#### EXCERPTED DATA
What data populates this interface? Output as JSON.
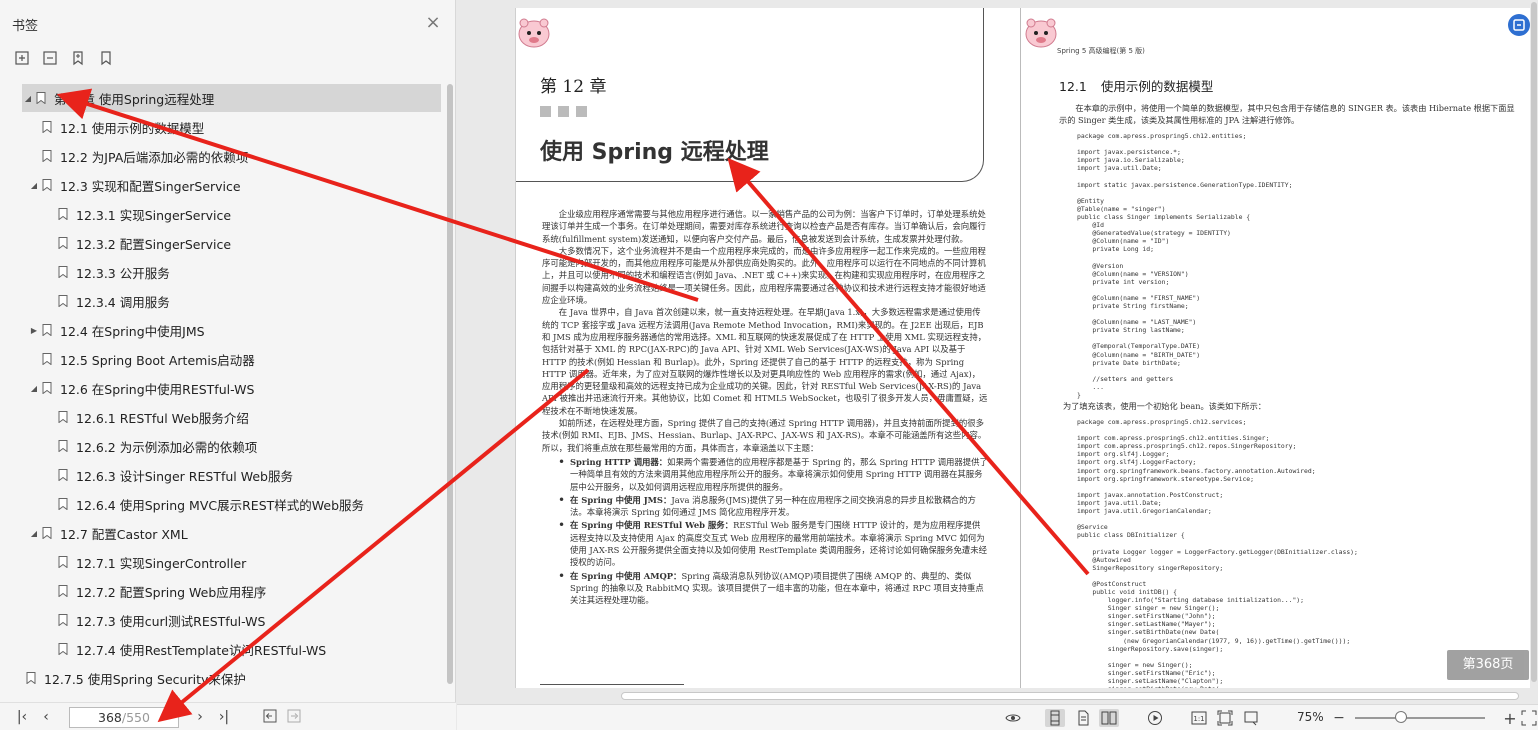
{
  "sidebar": {
    "title": "书签",
    "close_icon": "close-icon",
    "tools": [
      "expand-all-icon",
      "collapse-all-icon",
      "add-bookmark-icon",
      "bookmark-icon"
    ],
    "items": [
      {
        "label": "第12章 使用Spring远程处理",
        "level": 0,
        "toggle": "down",
        "selected": true
      },
      {
        "label": "12.1 使用示例的数据模型",
        "level": 1,
        "toggle": ""
      },
      {
        "label": "12.2 为JPA后端添加必需的依赖项",
        "level": 1,
        "toggle": ""
      },
      {
        "label": "12.3 实现和配置SingerService",
        "level": 1,
        "toggle": "down"
      },
      {
        "label": "12.3.1 实现SingerService",
        "level": 2,
        "toggle": ""
      },
      {
        "label": "12.3.2 配置SingerService",
        "level": 2,
        "toggle": ""
      },
      {
        "label": "12.3.3 公开服务",
        "level": 2,
        "toggle": ""
      },
      {
        "label": "12.3.4 调用服务",
        "level": 2,
        "toggle": ""
      },
      {
        "label": "12.4 在Spring中使用JMS",
        "level": 1,
        "toggle": "right"
      },
      {
        "label": "12.5 Spring Boot Artemis启动器",
        "level": 1,
        "toggle": ""
      },
      {
        "label": "12.6 在Spring中使用RESTful-WS",
        "level": 1,
        "toggle": "down"
      },
      {
        "label": "12.6.1 RESTful Web服务介绍",
        "level": 2,
        "toggle": ""
      },
      {
        "label": "12.6.2 为示例添加必需的依赖项",
        "level": 2,
        "toggle": ""
      },
      {
        "label": "12.6.3 设计Singer RESTful Web服务",
        "level": 2,
        "toggle": ""
      },
      {
        "label": "12.6.4 使用Spring MVC展示REST样式的Web服务",
        "level": 2,
        "toggle": ""
      },
      {
        "label": "12.7 配置Castor XML",
        "level": 1,
        "toggle": "down"
      },
      {
        "label": "12.7.1 实现SingerController",
        "level": 2,
        "toggle": ""
      },
      {
        "label": "12.7.2 配置Spring Web应用程序",
        "level": 2,
        "toggle": ""
      },
      {
        "label": "12.7.3 使用curl测试RESTful-WS",
        "level": 2,
        "toggle": ""
      },
      {
        "label": "12.7.4 使用RestTemplate访问RESTful-WS",
        "level": 2,
        "toggle": ""
      },
      {
        "label": "12.7.5 使用Spring Security来保护",
        "level": 0,
        "toggle": ""
      }
    ]
  },
  "pager": {
    "current": "368",
    "total": "/550"
  },
  "left_page": {
    "chapter_label": "第 12 章",
    "chapter_title": "使用 Spring 远程处理",
    "paragraphs": [
      "企业级应用程序通常需要与其他应用程序进行通信。以一家销售产品的公司为例：当客户下订单时，订单处理系统处理该订单并生成一个事务。在订单处理期间，需要对库存系统进行查询以检查产品是否有库存。当订单确认后，会向履行系统(fulfillment system)发送通知，以便向客户交付产品。最后，信息被发送到会计系统，生成发票并处理付款。",
      "大多数情况下，这个业务流程并不是由一个应用程序来完成的，而是由许多应用程序一起工作来完成的。一些应用程序可能是内部开发的，而其他应用程序可能是从外部供应商处购买的。此外，应用程序可以运行在不同地点的不同计算机上，并且可以使用不同的技术和编程语言(例如 Java、.NET 或 C++)来实现。在构建和实现应用程序时，在应用程序之间握手以构建高效的业务流程始终是一项关键任务。因此，应用程序需要通过各种协议和技术进行远程支持才能很好地适应企业环境。",
      "在 Java 世界中，自 Java 首次创建以来，就一直支持远程处理。在早期(Java 1.x)，大多数远程需求是通过使用传统的 TCP 套接字或 Java 远程方法调用(Java Remote Method Invocation，RMI)来实现的。在 J2EE 出现后，EJB 和 JMS 成为应用程序服务器通信的常用选择。XML 和互联网的快速发展促成了在 HTTP 上使用 XML 实现远程支持，包括针对基于 XML 的 RPC(JAX-RPC)的 Java API、针对 XML Web Services(JAX-WS)的 Java API 以及基于 HTTP 的技术(例如 Hessian 和 Burlap)。此外，Spring 还提供了自己的基于 HTTP 的远程支持，称为 Spring HTTP 调用器。近年来，为了应对互联网的爆炸性增长以及对更具响应性的 Web 应用程序的需求(例如，通过 Ajax)，应用程序的更轻量级和高效的远程支持已成为企业成功的关键。因此，针对 RESTful Web Services(JAX-RS)的 Java API 被推出并迅速流行开来。其他协议，比如 Comet 和 HTML5 WebSocket，也吸引了很多开发人员，毋庸置疑，远程技术在不断地快速发展。",
      "如前所述，在远程处理方面，Spring 提供了自己的支持(通过 Spring HTTP 调用器)，并且支持前面所提到的很多技术(例如 RMI、EJB、JMS、Hessian、Burlap、JAX-RPC、JAX-WS 和 JAX-RS)。本章不可能涵盖所有这些内容。所以，我们将重点放在那些最常用的方面，具体而言，本章涵盖以下主题："
    ],
    "bullets": [
      {
        "head": "Spring HTTP 调用器：",
        "text": "如果两个需要通信的应用程序都是基于 Spring 的，那么 Spring HTTP 调用器提供了一种简单且有效的方法来调用其他应用程序所公开的服务。本章将演示如何使用 Spring HTTP 调用器在其服务层中公开服务，以及如何调用远程应用程序所提供的服务。"
      },
      {
        "head": "在 Spring 中使用 JMS：",
        "text": "Java 消息服务(JMS)提供了另一种在应用程序之间交换消息的异步且松散耦合的方法。本章将演示 Spring 如何通过 JMS 简化应用程序开发。"
      },
      {
        "head": "在 Spring 中使用 RESTful Web 服务：",
        "text": "RESTful Web 服务是专门围绕 HTTP 设计的，是为应用程序提供远程支持以及支持使用 Ajax 的高度交互式 Web 应用程序的最常用前端技术。本章将演示 Spring MVC 如何为使用 JAX-RS 公开服务提供全面支持以及如何使用 RestTemplate 类调用服务，还将讨论如何确保服务免遭未经授权的访问。"
      },
      {
        "head": "在 Spring 中使用 AMQP：",
        "text": "Spring 高级消息队列协议(AMQP)项目提供了围绕 AMQP 的、典型的、类似 Spring 的抽象以及 RabbitMQ 实现。该项目提供了一组丰富的功能，但在本章中，将通过 RPC 项目支持重点关注其远程处理功能。"
      }
    ]
  },
  "right_page": {
    "running_head": "Spring 5 高级编程(第 5 版)",
    "section_num": "12.1",
    "section_title": "使用示例的数据模型",
    "intro": "在本章的示例中，将使用一个简单的数据模型，其中只包含用于存储信息的 SINGER 表。该表由 Hibernate 根据下面显示的 Singer 类生成，该类及其属性用标准的 JPA 注解进行修饰。",
    "code1": "package com.apress.prospring5.ch12.entities;\n\nimport javax.persistence.*;\nimport java.io.Serializable;\nimport java.util.Date;\n\nimport static javax.persistence.GenerationType.IDENTITY;\n\n@Entity\n@Table(name = \"singer\")\npublic class Singer implements Serializable {\n    @Id\n    @GeneratedValue(strategy = IDENTITY)\n    @Column(name = \"ID\")\n    private Long id;\n\n    @Version\n    @Column(name = \"VERSION\")\n    private int version;\n\n    @Column(name = \"FIRST_NAME\")\n    private String firstName;\n\n    @Column(name = \"LAST_NAME\")\n    private String lastName;\n\n    @Temporal(TemporalType.DATE)\n    @Column(name = \"BIRTH_DATE\")\n    private Date birthDate;\n\n    //setters and getters\n    ...\n}",
    "mid_text": "为了填充该表，使用一个初始化 bean。该类如下所示：",
    "code2": "package com.apress.prospring5.ch12.services;\n\nimport com.apress.prospring5.ch12.entities.Singer;\nimport com.apress.prospring5.ch12.repos.SingerRepository;\nimport org.slf4j.Logger;\nimport org.slf4j.LoggerFactory;\nimport org.springframework.beans.factory.annotation.Autowired;\nimport org.springframework.stereotype.Service;\n\nimport javax.annotation.PostConstruct;\nimport java.util.Date;\nimport java.util.GregorianCalendar;\n\n@Service\npublic class DBInitializer {\n\n    private Logger logger = LoggerFactory.getLogger(DBInitializer.class);\n    @Autowired\n    SingerRepository singerRepository;\n\n    @PostConstruct\n    public void initDB() {\n        logger.info(\"Starting database initialization...\");\n        Singer singer = new Singer();\n        singer.setFirstName(\"John\");\n        singer.setLastName(\"Mayer\");\n        singer.setBirthDate(new Date(\n            (new GregorianCalendar(1977, 9, 16)).getTime().getTime()));\n        singerRepository.save(singer);\n\n        singer = new Singer();\n        singer.setFirstName(\"Eric\");\n        singer.setLastName(\"Clapton\");\n        singer.setBirthDate(new Date("
  },
  "page_badge": "第368页",
  "status": {
    "zoom": "75%",
    "zoom_level": 0.35
  },
  "colors": {
    "annotation_arrow": "#e8231b",
    "selection": "#d6d6d6",
    "accent": "#2e6fd1"
  }
}
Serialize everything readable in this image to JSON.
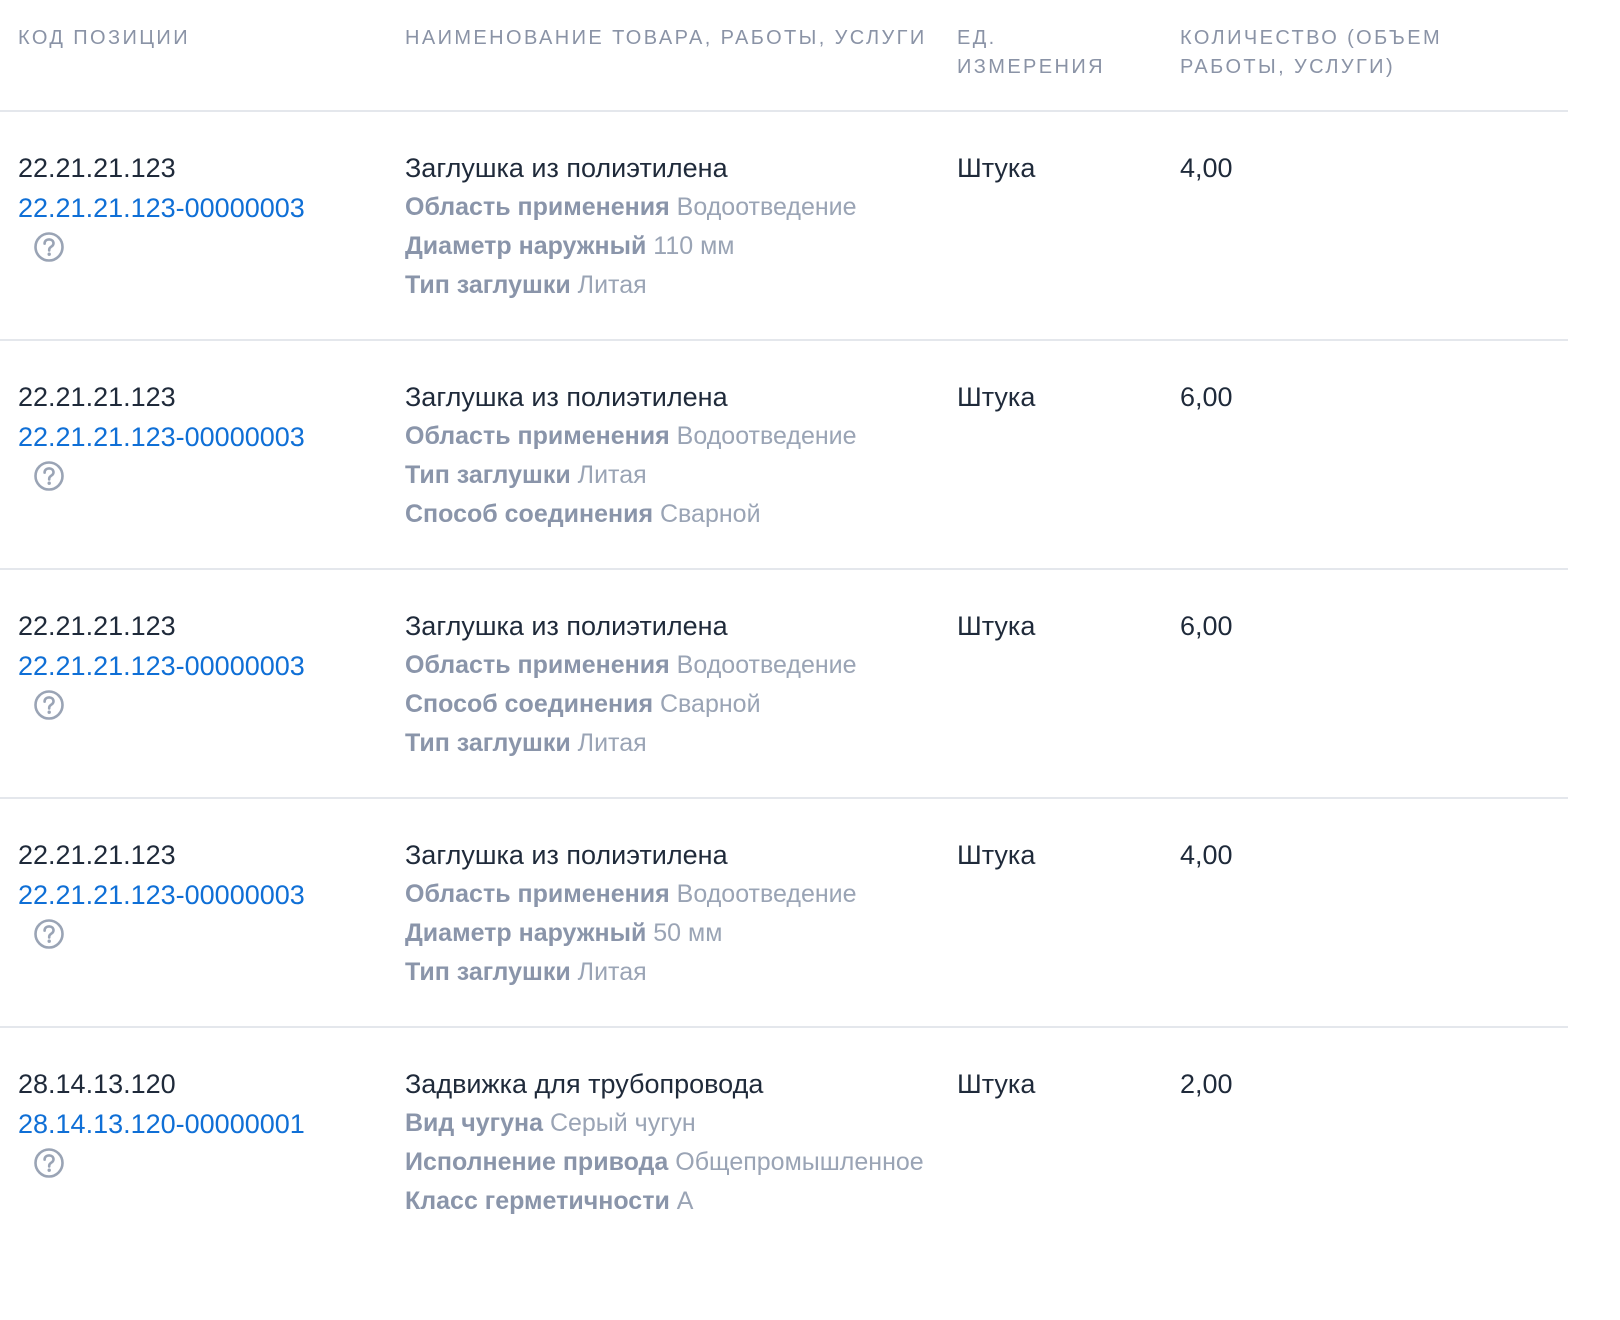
{
  "header": {
    "col_code": "Код позиции",
    "col_name": "Наименование товара, работы, услуги",
    "col_unit": "Ед. измерения",
    "col_qty": "Количество (объем работы, услуги)"
  },
  "rows": [
    {
      "code": "22.21.21.123",
      "code_link": "22.21.21.123-00000003",
      "name": "Заглушка из полиэтилена",
      "attrs": [
        {
          "label": "Область применения",
          "value": "Водоотведение"
        },
        {
          "label": "Диаметр наружный",
          "value": "110 мм"
        },
        {
          "label": "Тип заглушки",
          "value": "Литая"
        }
      ],
      "unit": "Штука",
      "qty": "4,00"
    },
    {
      "code": "22.21.21.123",
      "code_link": "22.21.21.123-00000003",
      "name": "Заглушка из полиэтилена",
      "attrs": [
        {
          "label": "Область применения",
          "value": "Водоотведение"
        },
        {
          "label": "Тип заглушки",
          "value": "Литая"
        },
        {
          "label": "Способ соединения",
          "value": "Сварной"
        }
      ],
      "unit": "Штука",
      "qty": "6,00"
    },
    {
      "code": "22.21.21.123",
      "code_link": "22.21.21.123-00000003",
      "name": "Заглушка из полиэтилена",
      "attrs": [
        {
          "label": "Область применения",
          "value": "Водоотведение"
        },
        {
          "label": "Способ соединения",
          "value": "Сварной"
        },
        {
          "label": "Тип заглушки",
          "value": "Литая"
        }
      ],
      "unit": "Штука",
      "qty": "6,00"
    },
    {
      "code": "22.21.21.123",
      "code_link": "22.21.21.123-00000003",
      "name": "Заглушка из полиэтилена",
      "attrs": [
        {
          "label": "Область применения",
          "value": "Водоотведение"
        },
        {
          "label": "Диаметр наружный",
          "value": "50 мм"
        },
        {
          "label": "Тип заглушки",
          "value": "Литая"
        }
      ],
      "unit": "Штука",
      "qty": "4,00"
    },
    {
      "code": "28.14.13.120",
      "code_link": "28.14.13.120-00000001",
      "name": "Задвижка для трубопровода",
      "attrs": [
        {
          "label": "Вид чугуна",
          "value": "Серый чугун"
        },
        {
          "label": "Исполнение привода",
          "value": "Общепромышленное"
        },
        {
          "label": "Класс герметичности",
          "value": "А"
        }
      ],
      "unit": "Штука",
      "qty": "2,00"
    }
  ],
  "icons": {
    "help": "question-circle-icon"
  },
  "colors": {
    "link": "#0f6fd6",
    "text": "#1f2a3a",
    "muted": "#9aa4b5",
    "header": "#8a93a6",
    "divider": "#e4e7ec"
  }
}
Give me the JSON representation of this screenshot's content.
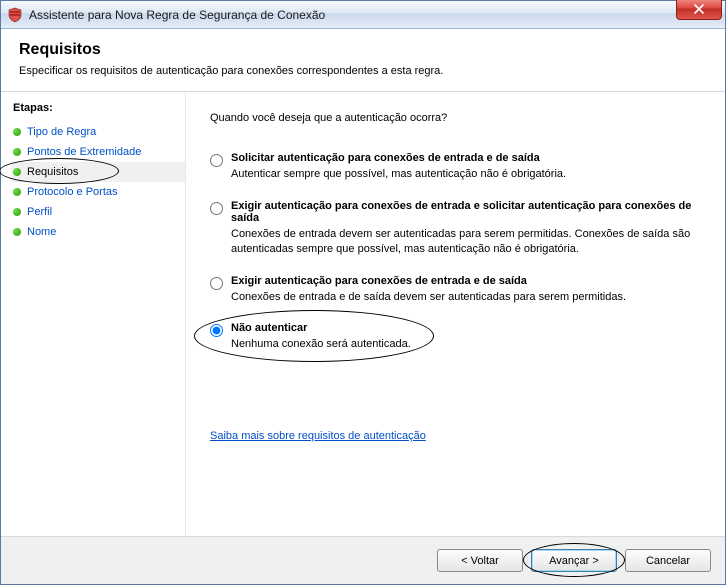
{
  "titlebar": {
    "title": "Assistente para Nova Regra de Segurança de Conexão"
  },
  "header": {
    "heading": "Requisitos",
    "subtitle": "Especificar os requisitos de autenticação para conexões correspondentes a esta regra."
  },
  "sidebar": {
    "steps_label": "Etapas:",
    "items": [
      {
        "label": "Tipo de Regra"
      },
      {
        "label": "Pontos de Extremidade"
      },
      {
        "label": "Requisitos"
      },
      {
        "label": "Protocolo e Portas"
      },
      {
        "label": "Perfil"
      },
      {
        "label": "Nome"
      }
    ],
    "current_index": 2
  },
  "content": {
    "question": "Quando você deseja que a autenticação ocorra?",
    "options": [
      {
        "title": "Solicitar autenticação para conexões de entrada e de saída",
        "desc": "Autenticar sempre que possível, mas autenticação não é obrigatória."
      },
      {
        "title": "Exigir autenticação para conexões de entrada e solicitar autenticação para conexões de saída",
        "desc": "Conexões de entrada devem ser autenticadas para serem permitidas. Conexões de saída são autenticadas sempre que possível, mas autenticação não é obrigatória."
      },
      {
        "title": "Exigir autenticação para conexões de entrada e de saída",
        "desc": "Conexões de entrada e de saída devem ser autenticadas para serem permitidas."
      },
      {
        "title": "Não autenticar",
        "desc": "Nenhuma conexão será autenticada."
      }
    ],
    "selected_index": 3,
    "learn_more": "Saiba mais sobre requisitos de autenticação"
  },
  "footer": {
    "back": "< Voltar",
    "next": "Avançar >",
    "cancel": "Cancelar"
  }
}
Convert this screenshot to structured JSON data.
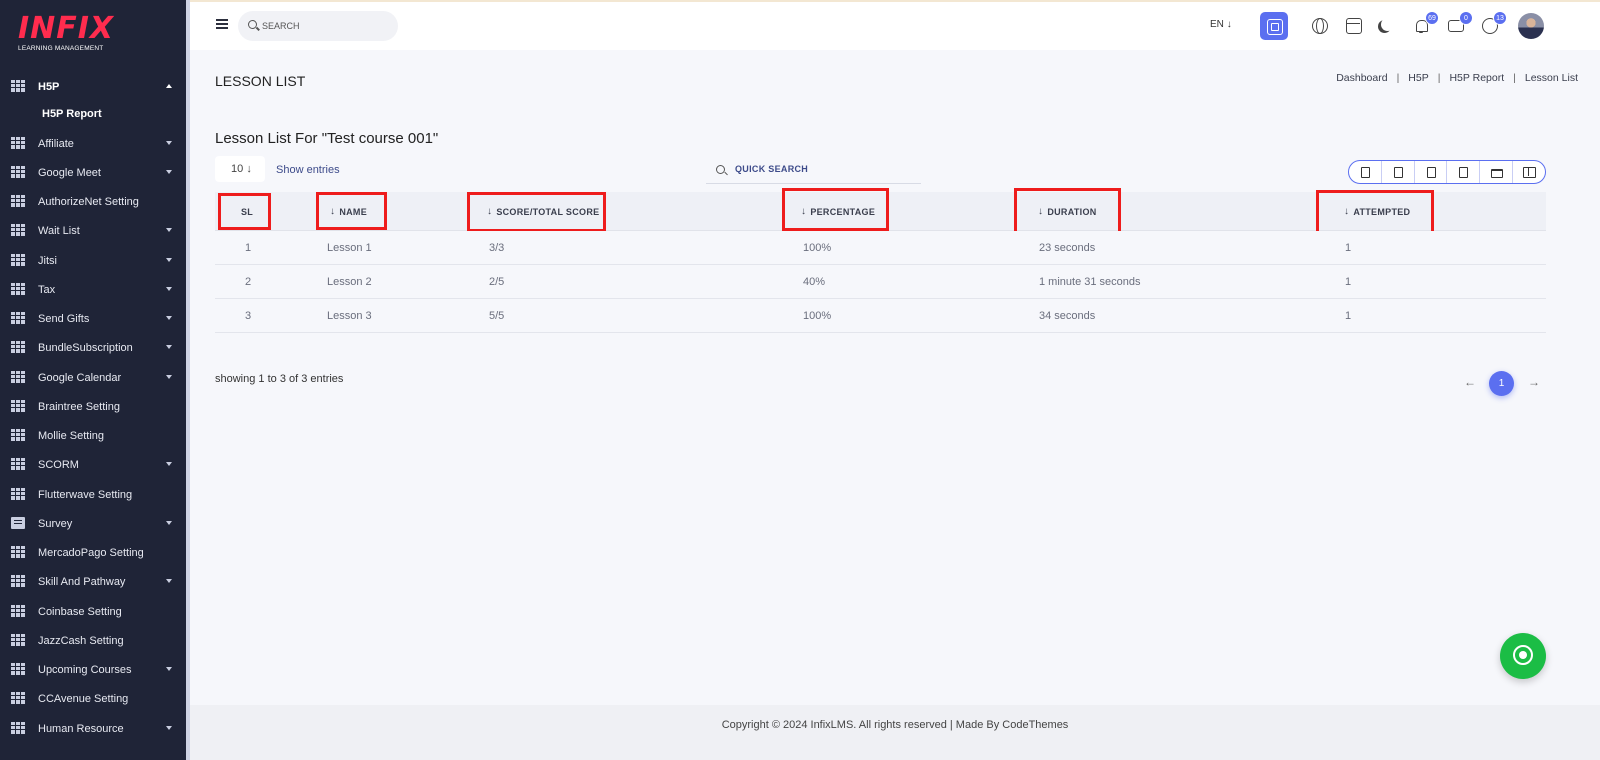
########
### [WHAT IS ASKED]
Extract from the material all lines containing the string "devem".

### [RESULT OF THIS TASK]
        "desc": "Conexões de entrada devem ser autenticadas para serem permitidas. Conexões de saída são autenticadas sempre que possível, mas autenticação não é obrigatória."
        "desc": "Conexões de entrada e de saída devem ser autenticadas para serem permitidas."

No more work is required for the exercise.